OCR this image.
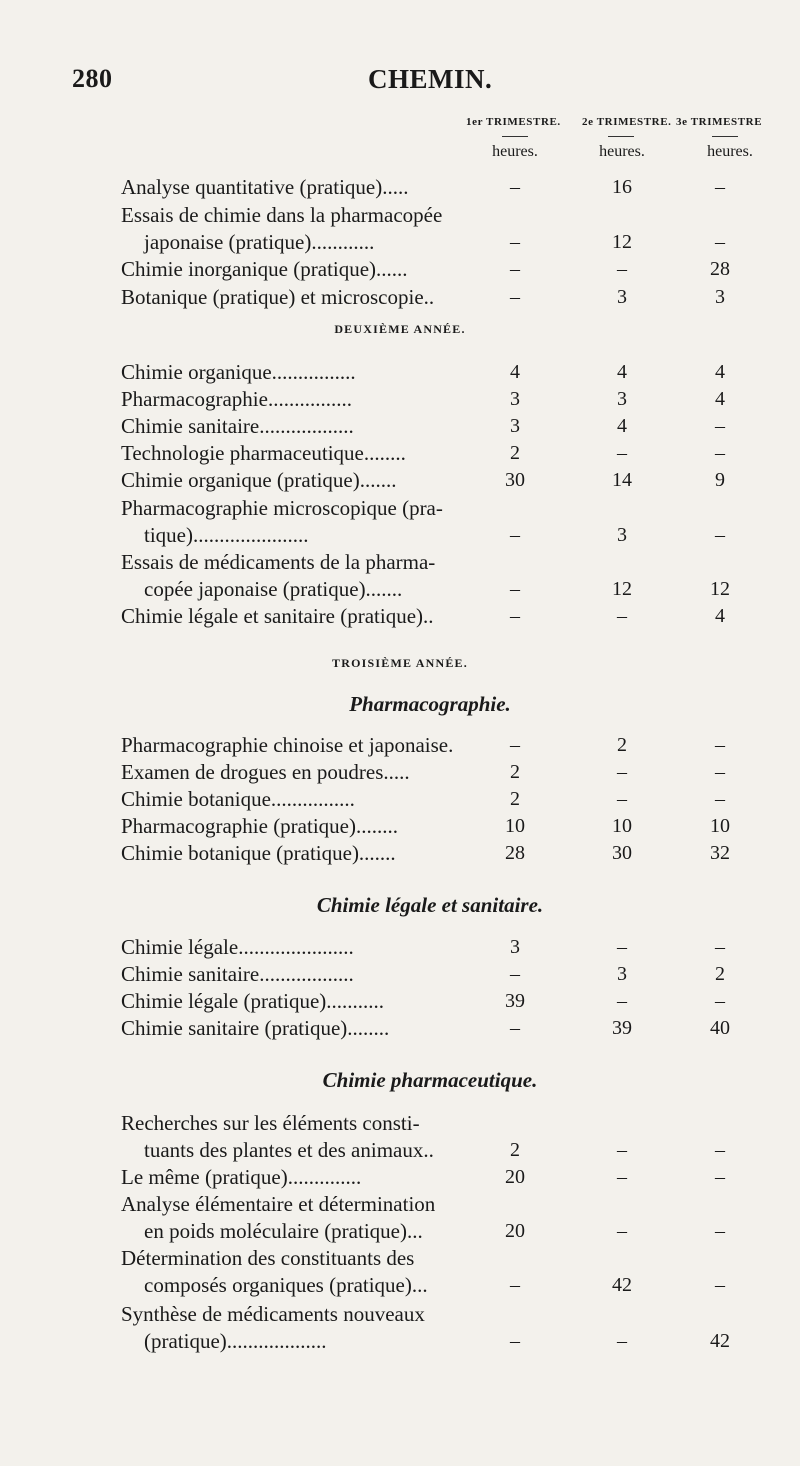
280	CHEMIN.
1er TRIMESTRE. 2e TRIMESTRE. 3e TRIMESTRE
heures.	heures.	heures.
Analyse quantitative (pratique).....	–	16	–
Essais de chimie dans la pharmacopée
japonaise (pratique)............	–	12	–
Chimie inorganique (pratique)......	–	–	28
Botanique (pratique) et microscopie..	–	3	3
DEUXIÈME ANNÉE.
Chimie organique................	4	4	4
Pharmacographie................	3	3	4
Chimie sanitaire..................	3	4	–
Technologie pharmaceutique........	2	–	–
Chimie organique (pratique).......	30	14	9
Pharmacographie microscopique (pra-
tique)......................	–	3	–
Essais de médicaments de la pharma-
copée japonaise (pratique).......	–	12	12
Chimie légale et sanitaire (pratique)..	–	–	4
TROISIÈME ANNÉE.
Pharmacographie.
Pharmacographie chinoise et japonaise.	–	2	–
Examen de drogues en poudres.....	2	–	–
Chimie botanique................	2	–	–
Pharmacographie (pratique)........	10	10	10
Chimie botanique (pratique).......	28	30	32
Chimie légale et sanitaire.
Chimie légale......................	3	–	–
Chimie sanitaire..................	–	3	2
Chimie légale (pratique)...........	39	–	–
Chimie sanitaire (pratique)........	–	39	40
Chimie pharmaceutique.
Recherches sur les éléments consti-
tuants des plantes et des animaux..	2	–	–
Le même (pratique)..............	20	–	–
Analyse élémentaire et détermination
en poids moléculaire (pratique)...	20	–	–
Détermination des constituants des
composés organiques (pratique)...	–	42	–
Synthèse de médicaments nouveaux
(pratique)...................	–	–	42
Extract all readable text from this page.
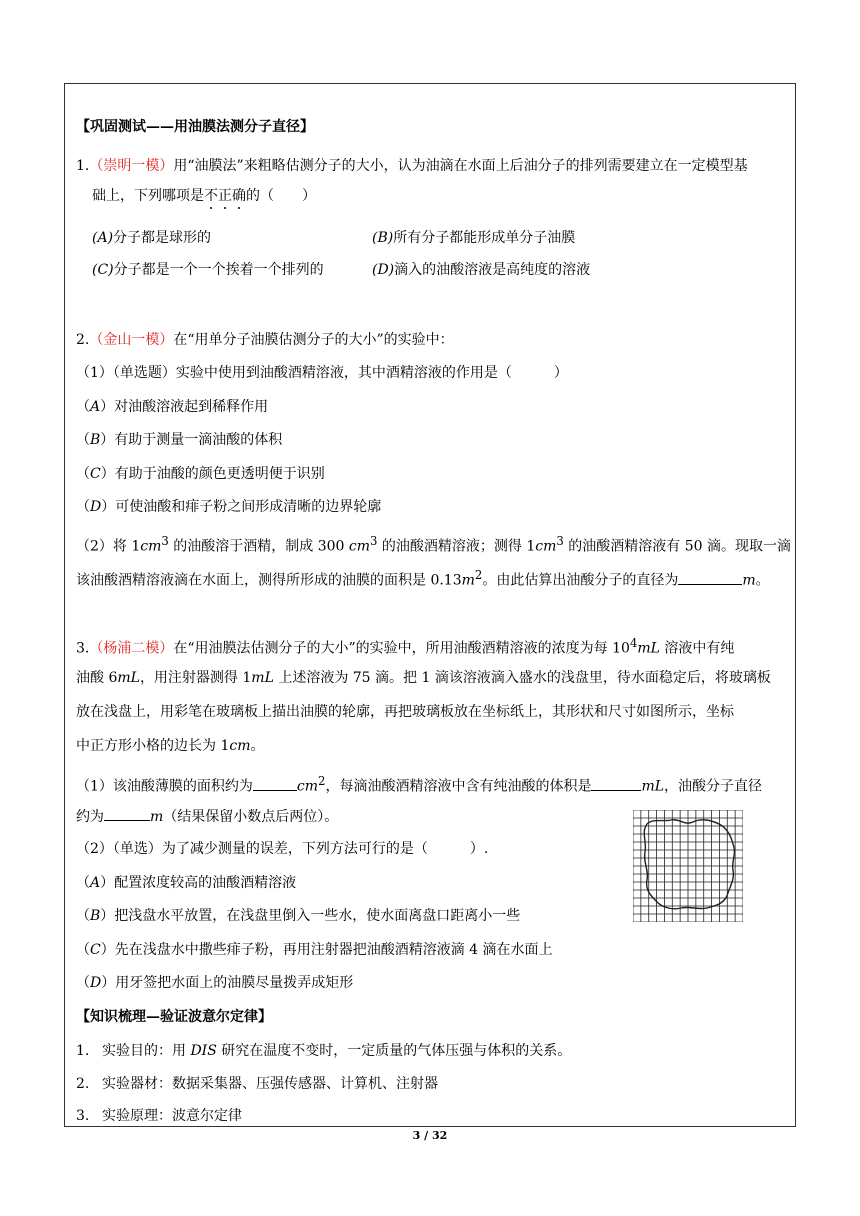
【巩固测试——用油膜法测分子直径】
1.（崇明一模）用“油膜法”来粗略估测分子的大小，认为油滴在水面上后油分子的排列需要建立在一定模型基
础上，下列哪项是不正确的（　　）
(A)分子都是球形的	(B)所有分子都能形成单分子油膜
(C)分子都是一个一个挨着一个排列的	(D)滴入的油酸溶液是高纯度的溶液
2.（金山一模）在“用单分子油膜估测分子的大小”的实验中：
（1）（单选题）实验中使用到油酸酒精溶液，其中酒精溶液的作用是（　　　）
（A）对油酸溶液起到稀释作用
（B）有助于测量一滴油酸的体积
（C）有助于油酸的颜色更透明便于识别
（D）可使油酸和痱子粉之间形成清晰的边界轮廓
（2）将 $1cm^3$ 的油酸溶于酒精，制成 300 $cm^3$ 的油酸酒精溶液；测得 $1cm^3$ 的油酸酒精溶液有 50 滴。现取一滴
该油酸酒精溶液滴在水面上，测得所形成的油膜的面积是 $0.13m^2$。由此估算出油酸分子的直径为	m。
3.（杨浦二模）在“用油膜法估测分子的大小”的实验中，所用油酸酒精溶液的浓度为每 $10^4mL$ 溶液中有纯
油酸 6mL，用注射器测得 1mL 上述溶液为 75 滴。把 1 滴该溶液滴入盛水的浅盘里，待水面稳定后，将玻璃板
放在浅盘上，用彩笔在玻璃板上描出油膜的轮廓，再把玻璃板放在坐标纸上，其形状和尺寸如图所示，坐标
中正方形小格的边长为 1cm。
（1）该油酸薄膜的面积约为	$cm^2$，每滴油酸酒精溶液中含有纯油酸的体积是	mL，油酸分子直径
约为	m（结果保留小数点后两位）。
（2）（单选）为了减少测量的误差，下列方法可行的是（　　　）.
（A）配置浓度较高的油酸酒精溶液
（B）把浅盘水平放置，在浅盘里倒入一些水，使水面离盘口距离小一些
（C）先在浅盘水中撒些痱子粉，再用注射器把油酸酒精溶液滴 4 滴在水面上
（D）用牙签把水面上的油膜尽量拨弄成矩形
【知识梳理—验证波意尔定律】
1. 实验目的：用 DIS 研究在温度不变时，一定质量的气体压强与体积的关系。
2. 实验器材：数据采集器、压强传感器、计算机、注射器
3. 实验原理：波意尔定律
3 / 32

Exercise aim>
The lines to copy run from the line containing "Extract all readable text from this page." through the end of the data above; copy exactly those, minus the pictures.

The result>
Extract all readable text from this page.
【巩固测试——用油膜法测分子直径】
1.（崇明一模）用“油膜法”来粗略估测分子的大小，认为油滴在水面上后油分子的排列需要建立在一定模型基
础上，下列哪项是不正确的（　　）
(A)分子都是球形的	(B)所有分子都能形成单分子油膜
(C)分子都是一个一个挨着一个排列的	(D)滴入的油酸溶液是高纯度的溶液
2.（金山一模）在“用单分子油膜估测分子的大小”的实验中：
（1）（单选题）实验中使用到油酸酒精溶液，其中酒精溶液的作用是（　　　）
（A）对油酸溶液起到稀释作用
（B）有助于测量一滴油酸的体积
（C）有助于油酸的颜色更透明便于识别
（D）可使油酸和痱子粉之间形成清晰的边界轮廓
（2）将 $1cm^3$ 的油酸溶于酒精，制成 300 $cm^3$ 的油酸酒精溶液；测得 $1cm^3$ 的油酸酒精溶液有 50 滴。现取一滴
该油酸酒精溶液滴在水面上，测得所形成的油膜的面积是 $0.13m^2$。由此估算出油酸分子的直径为	m。
3.（杨浦二模）在“用油膜法估测分子的大小”的实验中，所用油酸酒精溶液的浓度为每 $10^4mL$ 溶液中有纯
油酸 6mL，用注射器测得 1mL 上述溶液为 75 滴。把 1 滴该溶液滴入盛水的浅盘里，待水面稳定后，将玻璃板
放在浅盘上，用彩笔在玻璃板上描出油膜的轮廓，再把玻璃板放在坐标纸上，其形状和尺寸如图所示，坐标
中正方形小格的边长为 1cm。
（1）该油酸薄膜的面积约为	$cm^2$，每滴油酸酒精溶液中含有纯油酸的体积是	mL，油酸分子直径
约为	m（结果保留小数点后两位）。
（2）（单选）为了减少测量的误差，下列方法可行的是（　　　）.
（A）配置浓度较高的油酸酒精溶液
（B）把浅盘水平放置，在浅盘里倒入一些水，使水面离盘口距离小一些
（C）先在浅盘水中撒些痱子粉，再用注射器把油酸酒精溶液滴 4 滴在水面上
（D）用牙签把水面上的油膜尽量拨弄成矩形
【知识梳理—验证波意尔定律】
1. 实验目的：用 DIS 研究在温度不变时，一定质量的气体压强与体积的关系。
2. 实验器材：数据采集器、压强传感器、计算机、注射器
3. 实验原理：波意尔定律
3 / 32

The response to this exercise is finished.